§ **Trecho selecionado**

Por exemplo, já existiam os chamados 0800 para pré-triagem antes da pandemia. Contudo, somente a partir dela que esse tipo de atendimento remoto propagou mais rapidamente. E como tudo isso envolve o uso de dados, é preciso criar ambientes virtuais seguros.
Startups de telemedicina e segurança da informação
Nesse sentido, quando falamos em ambientes de atendimento remoto de saúde seguros, planos de saúde, laboratórios, clínicas e médicos precisam garantir alguns pré-requisitos. Um deles é a adequação à chamada Lei Geral de Proteção de Dados Pessoais (LGPD). Além disso, veja o que o co-fundador da AtendeDoc destaca:
Quando falamos em ambiente digital seguro, é o mesmo de um consultório. O médico precisa atender remotamente, em um local adequado e ter um prontuário digital. O sigilo previsto na relação médico paciente deve ser garantido. E o paciente tem direto a todas as suas informações. Tudo deve estar criptografado e atendendo a legislação vigente.

§ **Entradas de dados**
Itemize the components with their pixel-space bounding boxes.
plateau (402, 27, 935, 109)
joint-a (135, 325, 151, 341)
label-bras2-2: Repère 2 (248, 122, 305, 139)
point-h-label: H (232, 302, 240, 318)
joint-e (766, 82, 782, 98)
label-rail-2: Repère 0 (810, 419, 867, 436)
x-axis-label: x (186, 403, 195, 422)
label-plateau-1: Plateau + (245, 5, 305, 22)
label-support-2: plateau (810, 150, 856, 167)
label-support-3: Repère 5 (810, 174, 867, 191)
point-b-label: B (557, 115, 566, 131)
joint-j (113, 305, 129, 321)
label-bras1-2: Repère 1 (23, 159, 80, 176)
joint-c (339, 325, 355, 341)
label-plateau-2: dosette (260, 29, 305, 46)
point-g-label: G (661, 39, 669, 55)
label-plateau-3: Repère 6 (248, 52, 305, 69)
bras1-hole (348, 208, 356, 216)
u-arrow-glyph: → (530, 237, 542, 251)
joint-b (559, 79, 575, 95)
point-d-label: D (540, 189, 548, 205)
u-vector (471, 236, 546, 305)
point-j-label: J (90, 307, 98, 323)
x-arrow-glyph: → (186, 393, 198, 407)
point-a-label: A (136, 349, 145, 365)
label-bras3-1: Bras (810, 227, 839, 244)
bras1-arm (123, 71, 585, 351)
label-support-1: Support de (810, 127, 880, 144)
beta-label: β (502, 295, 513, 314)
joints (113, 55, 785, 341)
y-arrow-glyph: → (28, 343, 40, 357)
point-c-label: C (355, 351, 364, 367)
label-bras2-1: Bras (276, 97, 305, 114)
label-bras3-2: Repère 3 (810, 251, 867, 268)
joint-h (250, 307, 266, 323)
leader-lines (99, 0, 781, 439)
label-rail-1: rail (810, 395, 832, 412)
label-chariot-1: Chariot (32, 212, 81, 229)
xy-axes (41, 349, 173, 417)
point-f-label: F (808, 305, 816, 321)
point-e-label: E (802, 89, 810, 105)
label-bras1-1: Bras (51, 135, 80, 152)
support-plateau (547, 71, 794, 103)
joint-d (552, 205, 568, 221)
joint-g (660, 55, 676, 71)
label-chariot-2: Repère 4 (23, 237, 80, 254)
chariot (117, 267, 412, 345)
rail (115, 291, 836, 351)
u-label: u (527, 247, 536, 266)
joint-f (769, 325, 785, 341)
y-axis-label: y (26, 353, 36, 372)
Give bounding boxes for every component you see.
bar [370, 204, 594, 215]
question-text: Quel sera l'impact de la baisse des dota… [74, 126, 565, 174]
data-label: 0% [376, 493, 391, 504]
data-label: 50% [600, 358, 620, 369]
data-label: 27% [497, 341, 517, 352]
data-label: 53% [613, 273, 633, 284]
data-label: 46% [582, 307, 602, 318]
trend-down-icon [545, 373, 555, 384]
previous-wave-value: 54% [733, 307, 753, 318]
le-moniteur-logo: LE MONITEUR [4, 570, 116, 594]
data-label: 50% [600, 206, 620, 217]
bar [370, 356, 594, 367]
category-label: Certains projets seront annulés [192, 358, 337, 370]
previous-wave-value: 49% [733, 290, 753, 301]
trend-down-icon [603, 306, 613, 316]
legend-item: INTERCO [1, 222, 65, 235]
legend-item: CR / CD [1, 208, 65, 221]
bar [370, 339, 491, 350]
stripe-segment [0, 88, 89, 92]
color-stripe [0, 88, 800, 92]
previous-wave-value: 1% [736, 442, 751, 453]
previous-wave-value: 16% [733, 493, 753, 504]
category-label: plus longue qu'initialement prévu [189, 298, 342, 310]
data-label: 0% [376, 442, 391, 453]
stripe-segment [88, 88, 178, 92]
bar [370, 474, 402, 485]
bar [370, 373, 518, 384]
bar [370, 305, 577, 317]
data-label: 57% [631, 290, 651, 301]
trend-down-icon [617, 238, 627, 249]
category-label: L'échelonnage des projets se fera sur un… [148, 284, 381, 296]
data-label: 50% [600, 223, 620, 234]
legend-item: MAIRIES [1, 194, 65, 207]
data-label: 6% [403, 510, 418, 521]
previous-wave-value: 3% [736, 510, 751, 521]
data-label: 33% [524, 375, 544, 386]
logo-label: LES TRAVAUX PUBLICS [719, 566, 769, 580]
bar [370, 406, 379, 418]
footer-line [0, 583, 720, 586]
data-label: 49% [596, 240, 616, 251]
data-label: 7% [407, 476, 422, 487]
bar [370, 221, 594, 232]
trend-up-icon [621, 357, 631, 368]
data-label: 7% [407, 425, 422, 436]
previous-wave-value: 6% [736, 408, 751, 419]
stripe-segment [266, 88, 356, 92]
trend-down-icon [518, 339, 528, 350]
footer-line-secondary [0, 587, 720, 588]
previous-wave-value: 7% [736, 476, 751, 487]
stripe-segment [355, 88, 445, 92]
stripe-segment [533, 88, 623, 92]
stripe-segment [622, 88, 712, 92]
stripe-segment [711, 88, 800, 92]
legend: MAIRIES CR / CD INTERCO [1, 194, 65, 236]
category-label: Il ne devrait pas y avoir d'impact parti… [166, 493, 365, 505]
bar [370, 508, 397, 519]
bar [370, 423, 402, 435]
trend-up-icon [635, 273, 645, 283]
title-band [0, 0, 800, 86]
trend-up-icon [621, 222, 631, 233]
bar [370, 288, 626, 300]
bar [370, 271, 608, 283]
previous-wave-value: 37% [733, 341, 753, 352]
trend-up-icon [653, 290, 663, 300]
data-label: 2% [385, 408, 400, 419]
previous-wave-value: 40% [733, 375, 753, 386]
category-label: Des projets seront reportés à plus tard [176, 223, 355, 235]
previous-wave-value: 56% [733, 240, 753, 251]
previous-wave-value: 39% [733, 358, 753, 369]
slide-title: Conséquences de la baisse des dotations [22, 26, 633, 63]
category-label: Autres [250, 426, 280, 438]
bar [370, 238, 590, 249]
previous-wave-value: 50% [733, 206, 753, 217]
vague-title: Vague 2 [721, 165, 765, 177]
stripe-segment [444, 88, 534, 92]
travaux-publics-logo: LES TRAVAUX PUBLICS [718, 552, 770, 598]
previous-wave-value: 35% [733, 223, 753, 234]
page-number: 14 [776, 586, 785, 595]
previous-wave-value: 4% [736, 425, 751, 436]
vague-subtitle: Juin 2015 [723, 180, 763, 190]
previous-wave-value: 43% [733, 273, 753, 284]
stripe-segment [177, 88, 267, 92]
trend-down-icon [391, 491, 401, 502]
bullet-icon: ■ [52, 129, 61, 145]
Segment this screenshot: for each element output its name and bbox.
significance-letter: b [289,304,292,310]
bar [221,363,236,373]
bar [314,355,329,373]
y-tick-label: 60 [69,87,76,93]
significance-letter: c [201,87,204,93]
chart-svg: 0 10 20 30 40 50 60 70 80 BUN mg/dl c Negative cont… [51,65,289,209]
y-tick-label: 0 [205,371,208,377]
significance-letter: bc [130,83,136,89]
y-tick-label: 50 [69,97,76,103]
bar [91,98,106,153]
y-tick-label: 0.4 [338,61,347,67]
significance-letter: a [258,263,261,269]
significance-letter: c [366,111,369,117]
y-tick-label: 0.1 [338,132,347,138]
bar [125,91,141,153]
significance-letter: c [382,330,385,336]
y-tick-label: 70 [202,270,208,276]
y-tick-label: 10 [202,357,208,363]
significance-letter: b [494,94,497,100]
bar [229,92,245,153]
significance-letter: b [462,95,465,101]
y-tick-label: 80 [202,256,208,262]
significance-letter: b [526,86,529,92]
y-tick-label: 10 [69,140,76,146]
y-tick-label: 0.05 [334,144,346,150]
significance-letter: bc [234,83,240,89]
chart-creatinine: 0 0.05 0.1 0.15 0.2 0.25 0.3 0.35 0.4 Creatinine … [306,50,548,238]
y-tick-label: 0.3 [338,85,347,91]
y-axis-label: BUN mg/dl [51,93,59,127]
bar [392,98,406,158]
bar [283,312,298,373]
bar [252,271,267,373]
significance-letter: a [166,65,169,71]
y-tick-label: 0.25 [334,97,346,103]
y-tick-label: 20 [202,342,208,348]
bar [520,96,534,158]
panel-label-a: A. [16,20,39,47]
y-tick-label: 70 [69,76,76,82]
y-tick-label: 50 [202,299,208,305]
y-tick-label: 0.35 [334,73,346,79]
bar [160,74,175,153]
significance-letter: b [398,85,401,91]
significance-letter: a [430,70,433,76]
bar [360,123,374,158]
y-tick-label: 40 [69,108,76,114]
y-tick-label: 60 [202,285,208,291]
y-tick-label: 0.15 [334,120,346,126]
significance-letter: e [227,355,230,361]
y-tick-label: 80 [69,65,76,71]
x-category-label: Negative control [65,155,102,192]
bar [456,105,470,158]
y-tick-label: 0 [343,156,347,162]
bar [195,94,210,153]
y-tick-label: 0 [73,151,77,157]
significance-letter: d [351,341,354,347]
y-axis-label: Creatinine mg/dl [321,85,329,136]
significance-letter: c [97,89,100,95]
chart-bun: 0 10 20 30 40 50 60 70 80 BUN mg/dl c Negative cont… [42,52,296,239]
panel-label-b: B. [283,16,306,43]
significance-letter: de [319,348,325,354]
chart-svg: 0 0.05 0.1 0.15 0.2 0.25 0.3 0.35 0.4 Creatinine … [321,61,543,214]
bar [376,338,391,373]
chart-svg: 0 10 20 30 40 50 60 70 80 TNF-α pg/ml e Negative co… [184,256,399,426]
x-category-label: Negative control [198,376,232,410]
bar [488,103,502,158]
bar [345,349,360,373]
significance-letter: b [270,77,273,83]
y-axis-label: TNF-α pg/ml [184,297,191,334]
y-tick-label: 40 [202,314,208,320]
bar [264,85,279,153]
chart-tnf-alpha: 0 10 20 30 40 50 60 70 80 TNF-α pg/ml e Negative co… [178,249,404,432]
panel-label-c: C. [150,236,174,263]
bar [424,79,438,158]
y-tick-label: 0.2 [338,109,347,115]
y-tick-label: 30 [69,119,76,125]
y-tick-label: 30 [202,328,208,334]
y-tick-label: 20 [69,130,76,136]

§ **Sobre a tarefa**
Por favor, atualize o trecho sobre telemedicina começando em "Startups de telemedicina" e indo até "a legislação vigente.", substituindo "prontuário digital" por "registro eletrônico". O material tem origem diferente da do trecho.

§ **Espaço de resposta**
Startups de telemedicina e segurança da informação
Nesse sentido, quando falamos em ambientes de atendimento remoto de saúde seguros, planos de saúde, laboratórios, clínicas e médicos precisam garantir alguns pré-requisitos. Um deles é a adequação à chamada Lei Geral de Proteção de Dados Pessoais (LGPD). Além disso, veja o que o co-fundador da AtendeDoc destaca:
Quando falamos em ambiente digital seguro, é o mesmo de um consultório. O médico precisa atender remotamente, em um local adequado e ter um registro eletrônico. O sigilo previsto na relação médico paciente deve ser garantido. E o paciente tem direto a todas as suas informações. Tudo deve estar criptografado e atendendo a legislação vigente.